Written instruction | Copy out every record below, word for word.

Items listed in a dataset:
::::::::::

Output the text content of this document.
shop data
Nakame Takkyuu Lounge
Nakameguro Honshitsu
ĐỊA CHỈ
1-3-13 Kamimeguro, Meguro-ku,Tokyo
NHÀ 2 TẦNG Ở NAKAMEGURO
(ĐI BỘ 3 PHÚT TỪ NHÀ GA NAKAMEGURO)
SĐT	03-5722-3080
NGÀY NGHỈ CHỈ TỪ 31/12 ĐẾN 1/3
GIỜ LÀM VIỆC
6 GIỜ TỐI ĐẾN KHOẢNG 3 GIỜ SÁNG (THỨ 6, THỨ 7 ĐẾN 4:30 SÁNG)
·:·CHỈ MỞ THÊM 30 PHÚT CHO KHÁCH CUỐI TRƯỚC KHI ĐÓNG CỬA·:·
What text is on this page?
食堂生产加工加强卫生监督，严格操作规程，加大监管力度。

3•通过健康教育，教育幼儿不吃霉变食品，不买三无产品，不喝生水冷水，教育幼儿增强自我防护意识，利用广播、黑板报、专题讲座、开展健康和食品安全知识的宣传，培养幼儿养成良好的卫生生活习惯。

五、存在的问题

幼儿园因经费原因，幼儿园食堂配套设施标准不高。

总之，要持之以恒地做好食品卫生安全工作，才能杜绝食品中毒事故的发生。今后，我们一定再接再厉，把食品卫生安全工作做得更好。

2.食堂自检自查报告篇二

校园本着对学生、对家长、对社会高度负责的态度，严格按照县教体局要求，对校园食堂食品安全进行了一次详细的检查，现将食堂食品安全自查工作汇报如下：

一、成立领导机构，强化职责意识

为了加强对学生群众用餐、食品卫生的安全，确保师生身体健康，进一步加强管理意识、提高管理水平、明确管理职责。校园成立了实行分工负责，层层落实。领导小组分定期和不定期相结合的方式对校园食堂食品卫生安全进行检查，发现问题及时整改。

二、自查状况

::::::::::

Exercise solution |
Output the text content of this document.
shop data
Nakame Takkyuu Lounge
Nakameguro Honshitsu
ĐỊA CHỈ
1-3-13 Kamimeguro, Meguro-ku,Tokyo
NHÀ 2 TẦNG Ở NAKAMEGURO
(ĐI BỘ 3 PHÚT TỪ NHÀ GA NAKAMEGURO)
SĐT	03-5722-3080
NGÀY NGHỈ CHỈ TỪ 31/12 ĐẾN 1/3
GIỜ LÀM VIỆC
6 GIỜ TỐI ĐẾN KHOẢNG 3 GIỜ SÁNG (THỨ 6, THỨ 7 ĐẾN 4:30 SÁNG)
·:·CHỈ MỞ THÊM 30 PHÚT CHO KHÁCH CUỐI TRƯỚC KHI ĐÓNG CỬA·:·
What text is on this page?
食堂生产加工加强卫生监督，严格操作规程，加大监管力度。

3•通过健康教育，教育幼儿不吃霉变食品，不买三无产品，不喝生水冷水，教育幼儿增强自我防护意识，利用广播、黑板报、专题讲座、开展健康和食品安全知识的宣传，培养幼儿养成良好的卫生生活习惯。

五、存在的问题

幼儿园因经费原因，幼儿园食堂配套设施标准不高。

总之，要持之以恒地做好食品卫生安全工作，才能杜绝食品中毒事故的发生。今后，我们一定再接再厉，把食品卫生安全工作做得更好。

2.食堂自检自查报告篇二

校园本着对学生、对家长、对社会高度负责的态度，严格按照县教体局要求，对校园食堂食品安全进行了一次详细的检查，现将食堂食品安全自查工作汇报如下：

一、成立领导机构，强化职责意识

为了加强对学生群众用餐、食品卫生的安全，确保师生身体健康，进一步加强管理意识、提高管理水平、明确管理职责。校园成立了实行分工负责，层层落实。领导小组分定期和不定期相结合的方式对校园食堂食品卫生安全进行检查，发现问题及时整改。

二、自查状况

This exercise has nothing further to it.